Exercise prompt
For the copy, please give all of the data again exactly and leave the pictures out.

— START Recorded information —

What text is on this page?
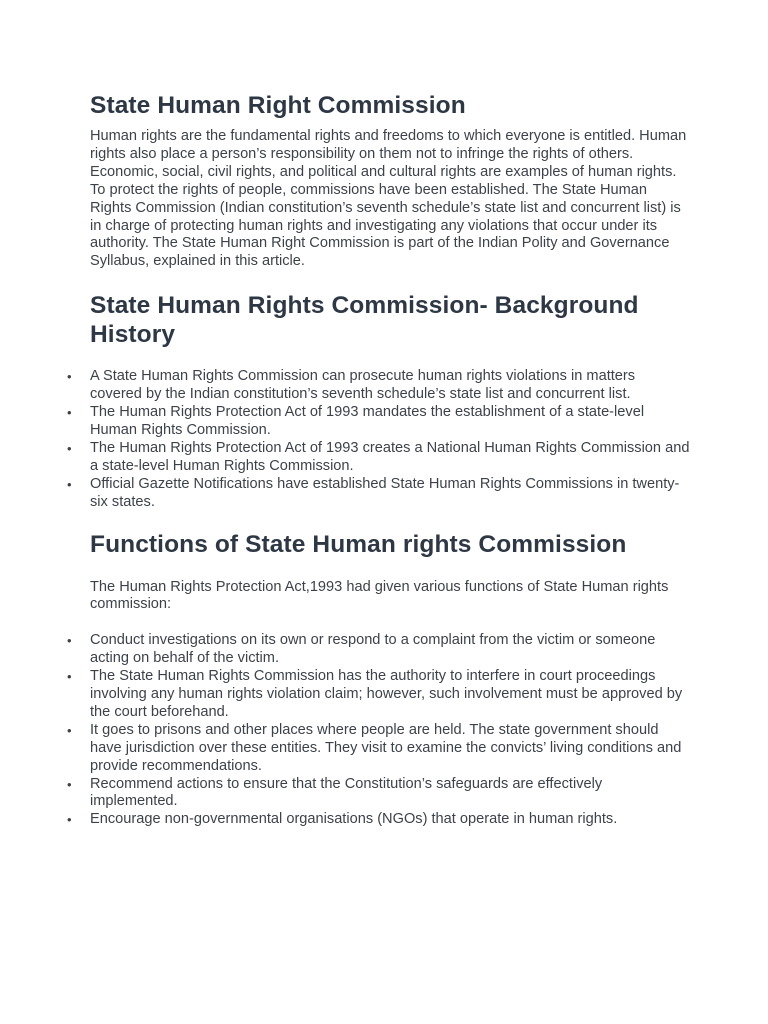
State Human Right Commission

Human rights are the fundamental rights and freedoms to which everyone is entitled. Human rights also place a person’s responsibility on them not to infringe the rights of others. Economic, social, civil rights, and political and cultural rights are examples of human rights. To protect the rights of people, commissions have been established. The State Human Rights Commission (Indian constitution’s seventh schedule’s state list and concurrent list) is in charge of protecting human rights and investigating any violations that occur under its authority. The State Human Right Commission is part of the Indian Polity and Governance Syllabus, explained in this article.

State Human Rights Commission- Background History
• A State Human Rights Commission can prosecute human rights violations in matters covered by the Indian constitution’s seventh schedule’s state list and concurrent list.
• The Human Rights Protection Act of 1993 mandates the establishment of a state-level Human Rights Commission.
• The Human Rights Protection Act of 1993 creates a National Human Rights Commission and a state-level Human Rights Commission.
• Official Gazette Notifications have established State Human Rights Commissions in twenty-six states.
Functions of State Human rights Commission

The Human Rights Protection Act,1993 had given various functions of State Human rights commission:

• Conduct investigations on its own or respond to a complaint from the victim or someone acting on behalf of the victim.
• The State Human Rights Commission has the authority to interfere in court proceedings involving any human rights violation claim; however, such involvement must be approved by the court beforehand.
• It goes to prisons and other places where people are held. The state government should have jurisdiction over these entities. They visit to examine the convicts’ living conditions and provide recommendations.
• Recommend actions to ensure that the Constitution’s safeguards are effectively implemented.
• Encourage non-governmental organisations (NGOs) that operate in human rights.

— END Recorded information —

The reply
What text is on this page?
State Human Right Commission

Human rights are the fundamental rights and freedoms to which everyone is entitled. Human rights also place a person’s responsibility on them not to infringe the rights of others. Economic, social, civil rights, and political and cultural rights are examples of human rights. To protect the rights of people, commissions have been established. The State Human Rights Commission (Indian constitution’s seventh schedule’s state list and concurrent list) is in charge of protecting human rights and investigating any violations that occur under its authority. The State Human Right Commission is part of the Indian Polity and Governance Syllabus, explained in this article.

State Human Rights Commission- Background History
• A State Human Rights Commission can prosecute human rights violations in matters covered by the Indian constitution’s seventh schedule’s state list and concurrent list.
• The Human Rights Protection Act of 1993 mandates the establishment of a state-level Human Rights Commission.
• The Human Rights Protection Act of 1993 creates a National Human Rights Commission and a state-level Human Rights Commission.
• Official Gazette Notifications have established State Human Rights Commissions in twenty-six states.
Functions of State Human rights Commission

The Human Rights Protection Act,1993 had given various functions of State Human rights commission:

• Conduct investigations on its own or respond to a complaint from the victim or someone acting on behalf of the victim.
• The State Human Rights Commission has the authority to interfere in court proceedings involving any human rights violation claim; however, such involvement must be approved by the court beforehand.
• It goes to prisons and other places where people are held. The state government should have jurisdiction over these entities. They visit to examine the convicts’ living conditions and provide recommendations.
• Recommend actions to ensure that the Constitution’s safeguards are effectively implemented.
• Encourage non-governmental organisations (NGOs) that operate in human rights.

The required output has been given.